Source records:
────────────────────

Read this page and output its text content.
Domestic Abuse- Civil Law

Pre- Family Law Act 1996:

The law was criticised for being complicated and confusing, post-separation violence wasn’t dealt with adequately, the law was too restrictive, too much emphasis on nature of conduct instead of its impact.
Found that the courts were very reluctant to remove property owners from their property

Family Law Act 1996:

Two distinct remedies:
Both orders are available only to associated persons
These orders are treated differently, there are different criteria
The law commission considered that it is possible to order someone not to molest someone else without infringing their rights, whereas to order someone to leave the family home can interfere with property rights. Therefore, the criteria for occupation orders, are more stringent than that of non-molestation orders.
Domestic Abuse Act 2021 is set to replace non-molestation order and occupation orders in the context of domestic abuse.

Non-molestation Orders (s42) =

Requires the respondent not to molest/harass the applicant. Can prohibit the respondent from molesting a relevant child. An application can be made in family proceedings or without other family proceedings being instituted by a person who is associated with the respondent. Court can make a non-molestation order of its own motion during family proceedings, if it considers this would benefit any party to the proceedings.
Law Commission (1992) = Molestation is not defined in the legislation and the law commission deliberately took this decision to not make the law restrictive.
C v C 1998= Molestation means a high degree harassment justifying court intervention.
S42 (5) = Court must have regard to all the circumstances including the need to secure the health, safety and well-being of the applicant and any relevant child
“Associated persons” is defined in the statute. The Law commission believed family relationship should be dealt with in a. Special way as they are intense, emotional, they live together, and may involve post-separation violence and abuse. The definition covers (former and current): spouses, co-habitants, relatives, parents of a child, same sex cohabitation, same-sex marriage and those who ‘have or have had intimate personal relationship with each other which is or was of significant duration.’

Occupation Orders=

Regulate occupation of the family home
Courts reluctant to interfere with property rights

────────────────────

EXERCISE DESCRIPTION:
Take the entries above and copy them out exactly.

ANSWER FOR THIS EXERCISE:
Read this page and output its text content.
Domestic Abuse- Civil Law

Pre- Family Law Act 1996:

The law was criticised for being complicated and confusing, post-separation violence wasn’t dealt with adequately, the law was too restrictive, too much emphasis on nature of conduct instead of its impact.
Found that the courts were very reluctant to remove property owners from their property

Family Law Act 1996:

Two distinct remedies:
Both orders are available only to associated persons
These orders are treated differently, there are different criteria
The law commission considered that it is possible to order someone not to molest someone else without infringing their rights, whereas to order someone to leave the family home can interfere with property rights. Therefore, the criteria for occupation orders, are more stringent than that of non-molestation orders.
Domestic Abuse Act 2021 is set to replace non-molestation order and occupation orders in the context of domestic abuse.

Non-molestation Orders (s42) =

Requires the respondent not to molest/harass the applicant. Can prohibit the respondent from molesting a relevant child. An application can be made in family proceedings or without other family proceedings being instituted by a person who is associated with the respondent. Court can make a non-molestation order of its own motion during family proceedings, if it considers this would benefit any party to the proceedings.
Law Commission (1992) = Molestation is not defined in the legislation and the law commission deliberately took this decision to not make the law restrictive.
C v C 1998= Molestation means a high degree harassment justifying court intervention.
S42 (5) = Court must have regard to all the circumstances including the need to secure the health, safety and well-being of the applicant and any relevant child
“Associated persons” is defined in the statute. The Law commission believed family relationship should be dealt with in a. Special way as they are intense, emotional, they live together, and may involve post-separation violence and abuse. The definition covers (former and current): spouses, co-habitants, relatives, parents of a child, same sex cohabitation, same-sex marriage and those who ‘have or have had intimate personal relationship with each other which is or was of significant duration.’

Occupation Orders=

Regulate occupation of the family home
Courts reluctant to interfere with property rights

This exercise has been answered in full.